[Excerpt from a dataset]
>> BEGIN
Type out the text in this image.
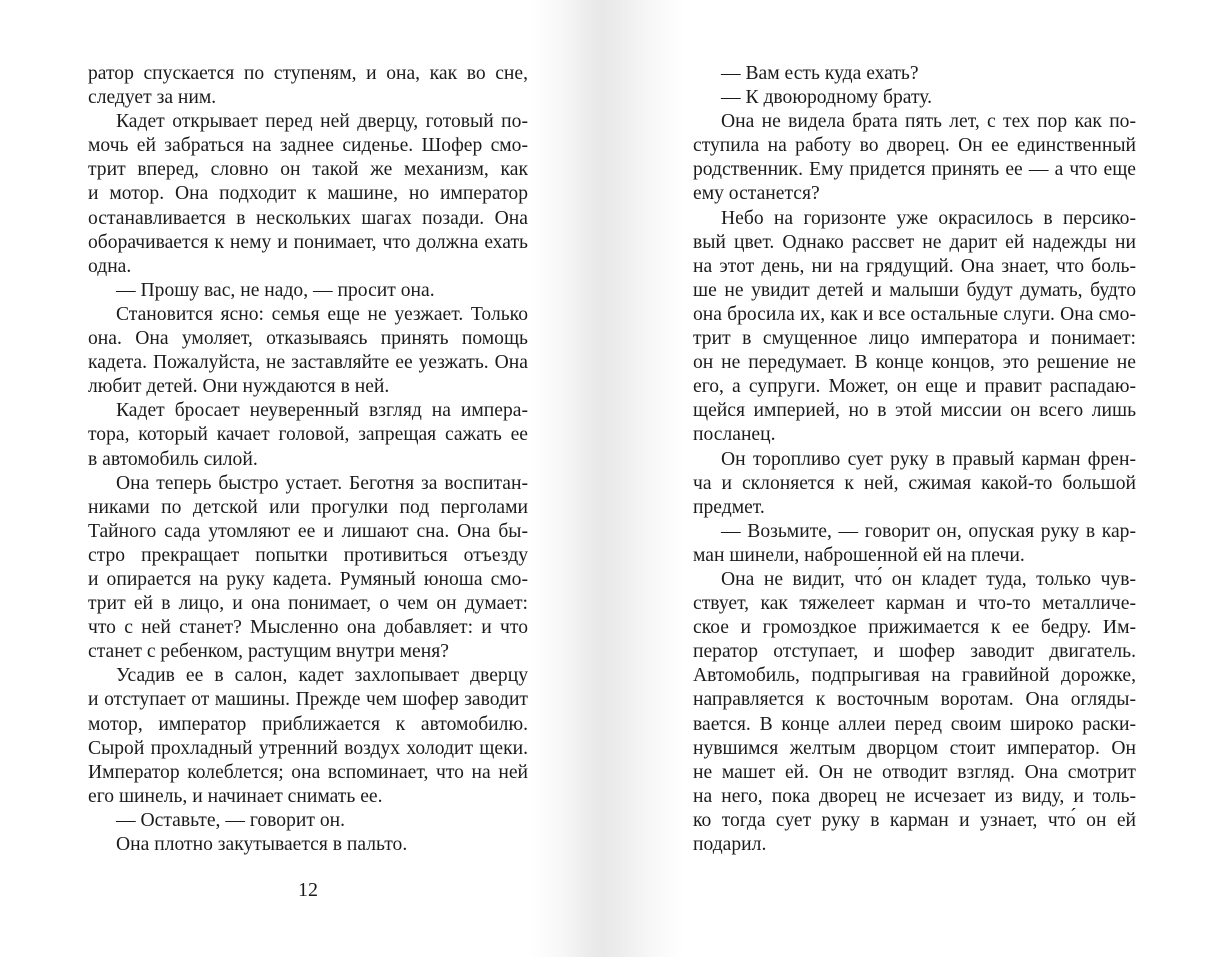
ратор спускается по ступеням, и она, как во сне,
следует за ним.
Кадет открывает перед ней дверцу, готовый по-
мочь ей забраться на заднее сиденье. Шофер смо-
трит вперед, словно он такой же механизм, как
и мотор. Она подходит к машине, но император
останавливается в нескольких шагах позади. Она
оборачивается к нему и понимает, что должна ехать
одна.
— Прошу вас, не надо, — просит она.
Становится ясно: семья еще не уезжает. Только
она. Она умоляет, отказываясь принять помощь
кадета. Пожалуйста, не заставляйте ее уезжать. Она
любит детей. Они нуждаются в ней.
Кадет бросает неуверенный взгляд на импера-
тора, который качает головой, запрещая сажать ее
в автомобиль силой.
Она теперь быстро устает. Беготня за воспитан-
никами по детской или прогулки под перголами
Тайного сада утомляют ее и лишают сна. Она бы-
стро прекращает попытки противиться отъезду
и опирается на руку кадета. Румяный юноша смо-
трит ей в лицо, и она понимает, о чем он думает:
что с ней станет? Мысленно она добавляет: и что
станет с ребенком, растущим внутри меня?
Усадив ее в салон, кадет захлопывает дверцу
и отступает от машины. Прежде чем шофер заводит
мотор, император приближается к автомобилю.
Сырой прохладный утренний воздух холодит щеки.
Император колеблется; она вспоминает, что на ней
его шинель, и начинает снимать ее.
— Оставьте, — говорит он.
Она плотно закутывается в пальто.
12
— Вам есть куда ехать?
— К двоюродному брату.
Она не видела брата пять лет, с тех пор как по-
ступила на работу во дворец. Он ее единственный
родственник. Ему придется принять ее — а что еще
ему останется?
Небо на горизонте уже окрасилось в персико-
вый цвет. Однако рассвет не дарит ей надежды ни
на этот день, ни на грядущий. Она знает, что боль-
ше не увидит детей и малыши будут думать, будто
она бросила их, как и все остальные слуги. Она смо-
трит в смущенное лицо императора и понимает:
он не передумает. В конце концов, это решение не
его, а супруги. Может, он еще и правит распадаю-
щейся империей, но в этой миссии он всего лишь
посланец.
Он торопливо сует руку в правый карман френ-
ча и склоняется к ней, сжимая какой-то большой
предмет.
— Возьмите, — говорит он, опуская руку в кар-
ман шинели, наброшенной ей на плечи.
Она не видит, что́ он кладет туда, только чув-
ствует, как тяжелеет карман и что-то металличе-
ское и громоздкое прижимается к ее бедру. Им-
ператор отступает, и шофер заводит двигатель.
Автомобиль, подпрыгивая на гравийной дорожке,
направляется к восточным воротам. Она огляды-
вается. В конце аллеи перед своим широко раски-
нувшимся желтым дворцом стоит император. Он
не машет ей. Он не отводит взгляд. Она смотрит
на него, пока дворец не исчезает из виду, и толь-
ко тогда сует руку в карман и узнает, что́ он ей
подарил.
>> END
Requirements.
Show the lines of the records that include the string "говорит".

Exercise output.
— Оставьте, — говорит он.
— Возьмите, — говорит он, опуская руку в кар-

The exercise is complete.